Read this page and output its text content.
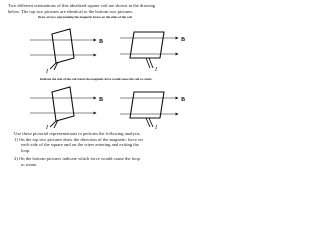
Two different orientations of this idealized square coil are shown in the drawing
below. The top two pictures are identical to the bottom two pictures.
Draw arrows representing the magnetic forces on the sides of the coil.
Indicate the side of the coil where the magnetic force would cause the coil to rotate.
B
I
B
I
B
I
B
I
Use these pictorial representations to perform the following analysis.
1) On the top two pictures draw the direction of the magnetic force on
each side of the square and on the wires entering and exiting the
loop.
2) On the bottom pictures indicate which force would cause the loop
to rotate.
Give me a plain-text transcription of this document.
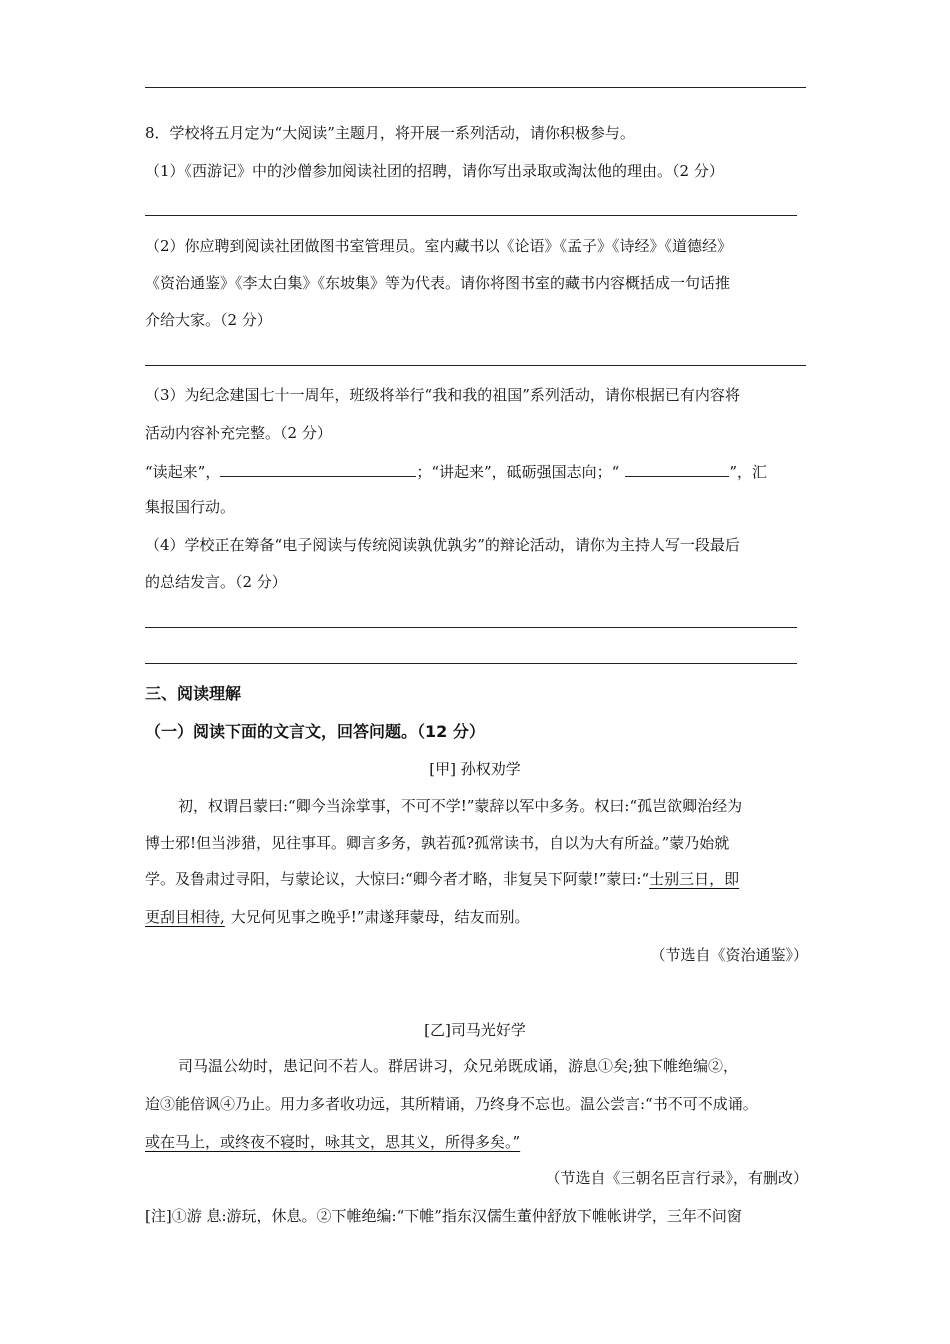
8．学校将五月定为“大阅读”主题月，将开展一系列活动，请你积极参与。
（1）《西游记》中的沙僧参加阅读社团的招聘，请你写出录取或淘汰他的理由。（2 分）
（2）你应聘到阅读社团做图书室管理员。室内藏书以《论语》《孟子》《诗经》《道德经》
《资治通鉴》《李太白集》《东坡集》等为代表。请你将图书室的藏书内容概括成一句话推
介给大家。（2 分）
（3）为纪念建国七十一周年，班级将举行“我和我的祖国”系列活动，请你根据已有内容将
活动内容补充完整。（2 分）
“读起来”，	；“讲起来”，砥砺强国志向；“	”，汇
集报国行动。
（4）学校正在筹备“电子阅读与传统阅读孰优孰劣”的辩论活动，请你为主持人写一段最后
的总结发言。（2 分）
三、阅读理解
（一）阅读下面的文言文，回答问题。（12 分）
[甲] 孙权劝学
初，权谓吕蒙曰:“卿今当涂掌事，不可不学!”蒙辞以军中多务。权曰:“孤岂欲卿治经为
博士邪!但当涉猎，见往事耳。卿言多务，孰若孤?孤常读书，自以为大有所益。”蒙乃始就
学。及鲁肃过寻阳，与蒙论议，大惊曰:“卿今者才略，非复吴下阿蒙!”蒙曰:“士别三日，即
更刮目相待, 大兄何见事之晚乎!”肃遂拜蒙母，结友而别。
（节选自《资治通鉴》）
[乙]司马光好学
司马温公幼时，患记问不若人。群居讲习，众兄弟既成诵，游息①矣;独下帷绝编②，
迨③能倍讽④乃止。用力多者收功远，其所精诵，乃终身不忘也。温公尝言:“书不可不成诵。
或在马上，或终夜不寝时，咏其文，思其义，所得多矣。”
（节选自《三朝名臣言行录》，有删改）
[注]①游 息:游玩，休息。②下帷绝编:“下帷”指东汉儒生董仲舒放下帷帐讲学，三年不问窗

» **WHAT IS NEEDED**: Go through the data above and transcribe it in full, omitting any image.

» **TASK ANSWER**:
Read this page and output its text content.
Two different orientations of this idealized square coil are shown in the drawing
below. The top two pictures are identical to the bottom two pictures.
Draw arrows representing the magnetic forces on the sides of the coil.
Indicate the side of the coil where the magnetic force would cause the coil to rotate.
B
I
B
I
B
I
B
I
Use these pictorial representations to perform the following analysis.
1) On the top two pictures draw the direction of the magnetic force on
each side of the square and on the wires entering and exiting the
loop.
2) On the bottom pictures indicate which force would cause the loop
to rotate.
Give me a plain-text transcription of this document.
8．学校将五月定为“大阅读”主题月，将开展一系列活动，请你积极参与。
（1）《西游记》中的沙僧参加阅读社团的招聘，请你写出录取或淘汰他的理由。（2 分）
（2）你应聘到阅读社团做图书室管理员。室内藏书以《论语》《孟子》《诗经》《道德经》
《资治通鉴》《李太白集》《东坡集》等为代表。请你将图书室的藏书内容概括成一句话推
介给大家。（2 分）
（3）为纪念建国七十一周年，班级将举行“我和我的祖国”系列活动，请你根据已有内容将
活动内容补充完整。（2 分）
“读起来”，	；“讲起来”，砥砺强国志向；“	”，汇
集报国行动。
（4）学校正在筹备“电子阅读与传统阅读孰优孰劣”的辩论活动，请你为主持人写一段最后
的总结发言。（2 分）
三、阅读理解
（一）阅读下面的文言文，回答问题。（12 分）
[甲] 孙权劝学
初，权谓吕蒙曰:“卿今当涂掌事，不可不学!”蒙辞以军中多务。权曰:“孤岂欲卿治经为
博士邪!但当涉猎，见往事耳。卿言多务，孰若孤?孤常读书，自以为大有所益。”蒙乃始就
学。及鲁肃过寻阳，与蒙论议，大惊曰:“卿今者才略，非复吴下阿蒙!”蒙曰:“士别三日，即
更刮目相待, 大兄何见事之晚乎!”肃遂拜蒙母，结友而别。
（节选自《资治通鉴》）
[乙]司马光好学
司马温公幼时，患记问不若人。群居讲习，众兄弟既成诵，游息①矣;独下帷绝编②，
迨③能倍讽④乃止。用力多者收功远，其所精诵，乃终身不忘也。温公尝言:“书不可不成诵。
或在马上，或终夜不寝时，咏其文，思其义，所得多矣。”
（节选自《三朝名臣言行录》，有删改）
[注]①游 息:游玩，休息。②下帷绝编:“下帷”指东汉儒生董仲舒放下帷帐讲学，三年不问窗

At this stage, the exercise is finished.